_What you need to do_. An exact reproduction of all entries is required.

_Excerpted data_.
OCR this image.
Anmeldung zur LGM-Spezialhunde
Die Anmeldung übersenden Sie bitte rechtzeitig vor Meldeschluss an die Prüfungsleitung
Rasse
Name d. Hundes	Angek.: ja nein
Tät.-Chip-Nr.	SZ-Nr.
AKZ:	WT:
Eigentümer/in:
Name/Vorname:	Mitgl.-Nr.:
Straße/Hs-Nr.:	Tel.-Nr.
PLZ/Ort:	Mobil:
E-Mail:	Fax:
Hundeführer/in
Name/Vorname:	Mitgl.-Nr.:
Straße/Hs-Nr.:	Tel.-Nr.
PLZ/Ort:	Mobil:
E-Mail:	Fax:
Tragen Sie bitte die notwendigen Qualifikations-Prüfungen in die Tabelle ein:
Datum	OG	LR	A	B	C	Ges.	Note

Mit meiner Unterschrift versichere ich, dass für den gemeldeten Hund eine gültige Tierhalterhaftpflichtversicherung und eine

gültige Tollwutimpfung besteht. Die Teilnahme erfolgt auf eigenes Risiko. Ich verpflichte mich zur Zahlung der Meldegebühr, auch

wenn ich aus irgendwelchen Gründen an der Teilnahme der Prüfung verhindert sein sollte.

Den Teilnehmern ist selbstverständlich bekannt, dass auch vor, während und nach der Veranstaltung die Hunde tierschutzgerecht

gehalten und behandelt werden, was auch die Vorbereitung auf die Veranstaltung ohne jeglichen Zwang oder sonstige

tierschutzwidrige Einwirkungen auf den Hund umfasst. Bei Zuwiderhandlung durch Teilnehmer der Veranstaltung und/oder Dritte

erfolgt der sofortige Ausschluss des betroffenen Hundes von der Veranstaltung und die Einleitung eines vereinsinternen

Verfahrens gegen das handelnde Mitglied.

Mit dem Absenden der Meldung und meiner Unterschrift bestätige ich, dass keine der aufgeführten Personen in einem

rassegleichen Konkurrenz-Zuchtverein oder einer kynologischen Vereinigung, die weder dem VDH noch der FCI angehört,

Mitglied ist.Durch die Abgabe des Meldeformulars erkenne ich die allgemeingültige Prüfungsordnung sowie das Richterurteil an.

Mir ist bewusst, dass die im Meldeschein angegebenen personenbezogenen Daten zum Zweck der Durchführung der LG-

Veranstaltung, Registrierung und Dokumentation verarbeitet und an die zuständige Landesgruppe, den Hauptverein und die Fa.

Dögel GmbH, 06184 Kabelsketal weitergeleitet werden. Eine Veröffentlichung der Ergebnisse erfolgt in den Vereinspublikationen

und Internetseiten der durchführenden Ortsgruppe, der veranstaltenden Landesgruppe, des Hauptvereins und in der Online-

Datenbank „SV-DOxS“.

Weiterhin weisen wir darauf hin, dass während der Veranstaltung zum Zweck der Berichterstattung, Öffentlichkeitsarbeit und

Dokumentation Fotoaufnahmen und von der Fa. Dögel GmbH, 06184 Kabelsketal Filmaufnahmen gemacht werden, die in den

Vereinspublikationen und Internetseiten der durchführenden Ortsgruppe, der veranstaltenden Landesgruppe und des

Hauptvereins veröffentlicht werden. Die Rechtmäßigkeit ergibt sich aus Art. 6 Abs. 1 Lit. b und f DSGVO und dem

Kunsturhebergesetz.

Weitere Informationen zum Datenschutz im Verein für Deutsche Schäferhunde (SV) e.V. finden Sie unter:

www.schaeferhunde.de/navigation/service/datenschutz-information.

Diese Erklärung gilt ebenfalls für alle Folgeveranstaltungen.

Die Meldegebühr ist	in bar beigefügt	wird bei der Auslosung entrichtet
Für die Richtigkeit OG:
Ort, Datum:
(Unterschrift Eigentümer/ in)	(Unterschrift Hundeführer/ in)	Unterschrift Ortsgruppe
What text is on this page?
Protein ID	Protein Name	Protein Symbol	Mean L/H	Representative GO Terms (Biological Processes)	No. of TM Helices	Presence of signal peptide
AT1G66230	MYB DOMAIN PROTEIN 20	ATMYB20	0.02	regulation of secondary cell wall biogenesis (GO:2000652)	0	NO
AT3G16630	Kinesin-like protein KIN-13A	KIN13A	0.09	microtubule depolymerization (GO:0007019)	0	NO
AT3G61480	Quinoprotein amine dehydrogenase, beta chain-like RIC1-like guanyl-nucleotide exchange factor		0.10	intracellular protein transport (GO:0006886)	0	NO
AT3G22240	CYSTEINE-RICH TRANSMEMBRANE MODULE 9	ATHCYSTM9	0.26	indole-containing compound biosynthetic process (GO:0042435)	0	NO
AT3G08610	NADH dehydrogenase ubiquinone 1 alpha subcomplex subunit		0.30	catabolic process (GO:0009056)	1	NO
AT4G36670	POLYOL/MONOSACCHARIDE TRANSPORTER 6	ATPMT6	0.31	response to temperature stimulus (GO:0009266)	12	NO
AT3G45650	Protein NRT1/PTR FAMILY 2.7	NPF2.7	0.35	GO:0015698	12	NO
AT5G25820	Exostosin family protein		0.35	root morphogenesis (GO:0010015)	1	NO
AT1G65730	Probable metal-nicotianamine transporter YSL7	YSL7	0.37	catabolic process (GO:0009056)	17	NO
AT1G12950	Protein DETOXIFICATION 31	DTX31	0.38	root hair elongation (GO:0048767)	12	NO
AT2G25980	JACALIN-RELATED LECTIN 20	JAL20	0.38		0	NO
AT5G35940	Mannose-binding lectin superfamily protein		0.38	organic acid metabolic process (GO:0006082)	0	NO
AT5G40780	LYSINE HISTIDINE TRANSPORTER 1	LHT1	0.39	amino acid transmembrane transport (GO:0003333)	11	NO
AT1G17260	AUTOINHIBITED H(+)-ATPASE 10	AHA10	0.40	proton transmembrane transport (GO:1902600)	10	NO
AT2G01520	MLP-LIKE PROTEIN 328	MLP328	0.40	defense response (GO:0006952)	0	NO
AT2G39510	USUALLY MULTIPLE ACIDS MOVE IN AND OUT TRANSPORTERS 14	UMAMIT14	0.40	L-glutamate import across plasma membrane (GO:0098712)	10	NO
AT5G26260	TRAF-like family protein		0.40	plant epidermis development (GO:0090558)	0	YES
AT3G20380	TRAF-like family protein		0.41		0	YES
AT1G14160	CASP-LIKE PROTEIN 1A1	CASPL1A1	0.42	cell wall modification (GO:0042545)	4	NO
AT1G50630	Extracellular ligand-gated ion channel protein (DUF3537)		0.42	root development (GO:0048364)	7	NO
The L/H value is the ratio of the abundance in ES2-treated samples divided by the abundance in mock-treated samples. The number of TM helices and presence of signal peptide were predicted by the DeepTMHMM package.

_Solution to the problem_.
OCR this image.
Anmeldung zur LGM-Spezialhunde
Die Anmeldung übersenden Sie bitte rechtzeitig vor Meldeschluss an die Prüfungsleitung
Rasse
Name d. Hundes	Angek.: ja nein
Tät.-Chip-Nr.	SZ-Nr.
AKZ:	WT:
Eigentümer/in:
Name/Vorname:	Mitgl.-Nr.:
Straße/Hs-Nr.:	Tel.-Nr.
PLZ/Ort:	Mobil:
E-Mail:	Fax:
Hundeführer/in
Name/Vorname:	Mitgl.-Nr.:
Straße/Hs-Nr.:	Tel.-Nr.
PLZ/Ort:	Mobil:
E-Mail:	Fax:
Tragen Sie bitte die notwendigen Qualifikations-Prüfungen in die Tabelle ein:
Datum	OG	LR	A	B	C	Ges.	Note

Mit meiner Unterschrift versichere ich, dass für den gemeldeten Hund eine gültige Tierhalterhaftpflichtversicherung und eine

gültige Tollwutimpfung besteht. Die Teilnahme erfolgt auf eigenes Risiko. Ich verpflichte mich zur Zahlung der Meldegebühr, auch

wenn ich aus irgendwelchen Gründen an der Teilnahme der Prüfung verhindert sein sollte.

Den Teilnehmern ist selbstverständlich bekannt, dass auch vor, während und nach der Veranstaltung die Hunde tierschutzgerecht

gehalten und behandelt werden, was auch die Vorbereitung auf die Veranstaltung ohne jeglichen Zwang oder sonstige

tierschutzwidrige Einwirkungen auf den Hund umfasst. Bei Zuwiderhandlung durch Teilnehmer der Veranstaltung und/oder Dritte

erfolgt der sofortige Ausschluss des betroffenen Hundes von der Veranstaltung und die Einleitung eines vereinsinternen

Verfahrens gegen das handelnde Mitglied.

Mit dem Absenden der Meldung und meiner Unterschrift bestätige ich, dass keine der aufgeführten Personen in einem

rassegleichen Konkurrenz-Zuchtverein oder einer kynologischen Vereinigung, die weder dem VDH noch der FCI angehört,

Mitglied ist.Durch die Abgabe des Meldeformulars erkenne ich die allgemeingültige Prüfungsordnung sowie das Richterurteil an.

Mir ist bewusst, dass die im Meldeschein angegebenen personenbezogenen Daten zum Zweck der Durchführung der LG-

Veranstaltung, Registrierung und Dokumentation verarbeitet und an die zuständige Landesgruppe, den Hauptverein und die Fa.

Dögel GmbH, 06184 Kabelsketal weitergeleitet werden. Eine Veröffentlichung der Ergebnisse erfolgt in den Vereinspublikationen

und Internetseiten der durchführenden Ortsgruppe, der veranstaltenden Landesgruppe, des Hauptvereins und in der Online-

Datenbank „SV-DOxS“.

Weiterhin weisen wir darauf hin, dass während der Veranstaltung zum Zweck der Berichterstattung, Öffentlichkeitsarbeit und

Dokumentation Fotoaufnahmen und von der Fa. Dögel GmbH, 06184 Kabelsketal Filmaufnahmen gemacht werden, die in den

Vereinspublikationen und Internetseiten der durchführenden Ortsgruppe, der veranstaltenden Landesgruppe und des

Hauptvereins veröffentlicht werden. Die Rechtmäßigkeit ergibt sich aus Art. 6 Abs. 1 Lit. b und f DSGVO und dem

Kunsturhebergesetz.

Weitere Informationen zum Datenschutz im Verein für Deutsche Schäferhunde (SV) e.V. finden Sie unter:

www.schaeferhunde.de/navigation/service/datenschutz-information.

Diese Erklärung gilt ebenfalls für alle Folgeveranstaltungen.

Die Meldegebühr ist	in bar beigefügt	wird bei der Auslosung entrichtet
Für die Richtigkeit OG:
Ort, Datum:
(Unterschrift Eigentümer/ in)	(Unterschrift Hundeführer/ in)	Unterschrift Ortsgruppe
What text is on this page?
Protein ID	Protein Name	Protein Symbol	Mean L/H	Representative GO Terms (Biological Processes)	No. of TM Helices	Presence of signal peptide
AT1G66230	MYB DOMAIN PROTEIN 20	ATMYB20	0.02	regulation of secondary cell wall biogenesis (GO:2000652)	0	NO
AT3G16630	Kinesin-like protein KIN-13A	KIN13A	0.09	microtubule depolymerization (GO:0007019)	0	NO
AT3G61480	Quinoprotein amine dehydrogenase, beta chain-like RIC1-like guanyl-nucleotide exchange factor		0.10	intracellular protein transport (GO:0006886)	0	NO
AT3G22240	CYSTEINE-RICH TRANSMEMBRANE MODULE 9	ATHCYSTM9	0.26	indole-containing compound biosynthetic process (GO:0042435)	0	NO
AT3G08610	NADH dehydrogenase ubiquinone 1 alpha subcomplex subunit		0.30	catabolic process (GO:0009056)	1	NO
AT4G36670	POLYOL/MONOSACCHARIDE TRANSPORTER 6	ATPMT6	0.31	response to temperature stimulus (GO:0009266)	12	NO
AT3G45650	Protein NRT1/PTR FAMILY 2.7	NPF2.7	0.35	GO:0015698	12	NO
AT5G25820	Exostosin family protein		0.35	root morphogenesis (GO:0010015)	1	NO
AT1G65730	Probable metal-nicotianamine transporter YSL7	YSL7	0.37	catabolic process (GO:0009056)	17	NO
AT1G12950	Protein DETOXIFICATION 31	DTX31	0.38	root hair elongation (GO:0048767)	12	NO
AT2G25980	JACALIN-RELATED LECTIN 20	JAL20	0.38		0	NO
AT5G35940	Mannose-binding lectin superfamily protein		0.38	organic acid metabolic process (GO:0006082)	0	NO
AT5G40780	LYSINE HISTIDINE TRANSPORTER 1	LHT1	0.39	amino acid transmembrane transport (GO:0003333)	11	NO
AT1G17260	AUTOINHIBITED H(+)-ATPASE 10	AHA10	0.40	proton transmembrane transport (GO:1902600)	10	NO
AT2G01520	MLP-LIKE PROTEIN 328	MLP328	0.40	defense response (GO:0006952)	0	NO
AT2G39510	USUALLY MULTIPLE ACIDS MOVE IN AND OUT TRANSPORTERS 14	UMAMIT14	0.40	L-glutamate import across plasma membrane (GO:0098712)	10	NO
AT5G26260	TRAF-like family protein		0.40	plant epidermis development (GO:0090558)	0	YES
AT3G20380	TRAF-like family protein		0.41		0	YES
AT1G14160	CASP-LIKE PROTEIN 1A1	CASPL1A1	0.42	cell wall modification (GO:0042545)	4	NO
AT1G50630	Extracellular ligand-gated ion channel protein (DUF3537)		0.42	root development (GO:0048364)	7	NO
The L/H value is the ratio of the abundance in ES2-treated samples divided by the abundance in mock-treated samples. The number of TM helices and presence of signal peptide were predicted by the DeepTMHMM package.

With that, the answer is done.